▸ **RECORDS PROVIDED**:

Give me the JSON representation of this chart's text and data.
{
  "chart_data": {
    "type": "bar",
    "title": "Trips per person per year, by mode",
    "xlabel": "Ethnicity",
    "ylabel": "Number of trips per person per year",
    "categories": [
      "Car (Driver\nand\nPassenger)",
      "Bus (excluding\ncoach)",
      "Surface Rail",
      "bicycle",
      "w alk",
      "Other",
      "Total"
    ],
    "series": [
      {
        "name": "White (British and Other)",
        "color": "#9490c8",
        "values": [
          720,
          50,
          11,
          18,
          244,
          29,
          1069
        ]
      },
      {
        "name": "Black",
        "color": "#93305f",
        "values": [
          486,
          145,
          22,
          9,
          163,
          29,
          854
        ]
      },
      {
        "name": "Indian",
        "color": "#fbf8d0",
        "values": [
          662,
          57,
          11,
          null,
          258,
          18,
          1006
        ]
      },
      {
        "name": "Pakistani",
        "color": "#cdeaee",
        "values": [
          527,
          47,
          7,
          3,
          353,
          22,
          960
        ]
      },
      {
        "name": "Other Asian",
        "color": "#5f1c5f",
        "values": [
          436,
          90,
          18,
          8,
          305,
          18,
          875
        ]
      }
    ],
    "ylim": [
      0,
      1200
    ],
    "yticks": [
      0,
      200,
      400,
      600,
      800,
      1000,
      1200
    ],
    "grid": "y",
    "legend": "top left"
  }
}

▸ **SET PROBLEM**: Retype the material in full. Each word must match.

▸ **THE RESULT**:
Give me the JSON representation of this chart's text and data.
{
  "chart_data": {
    "type": "bar",
    "title": "Trips per person per year, by mode",
    "xlabel": "Ethnicity",
    "ylabel": "Number of trips per person per year",
    "categories": [
      "Car (Driver\nand\nPassenger)",
      "Bus (excluding\ncoach)",
      "Surface Rail",
      "bicycle",
      "w alk",
      "Other",
      "Total"
    ],
    "series": [
      {
        "name": "White (British and Other)",
        "color": "#9490c8",
        "values": [
          720,
          50,
          11,
          18,
          244,
          29,
          1069
        ]
      },
      {
        "name": "Black",
        "color": "#93305f",
        "values": [
          486,
          145,
          22,
          9,
          163,
          29,
          854
        ]
      },
      {
        "name": "Indian",
        "color": "#fbf8d0",
        "values": [
          662,
          57,
          11,
          null,
          258,
          18,
          1006
        ]
      },
      {
        "name": "Pakistani",
        "color": "#cdeaee",
        "values": [
          527,
          47,
          7,
          3,
          353,
          22,
          960
        ]
      },
      {
        "name": "Other Asian",
        "color": "#5f1c5f",
        "values": [
          436,
          90,
          18,
          8,
          305,
          18,
          875
        ]
      }
    ],
    "ylim": [
      0,
      1200
    ],
    "yticks": [
      0,
      200,
      400,
      600,
      800,
      1000,
      1200
    ],
    "grid": "y",
    "legend": "top left"
  }
}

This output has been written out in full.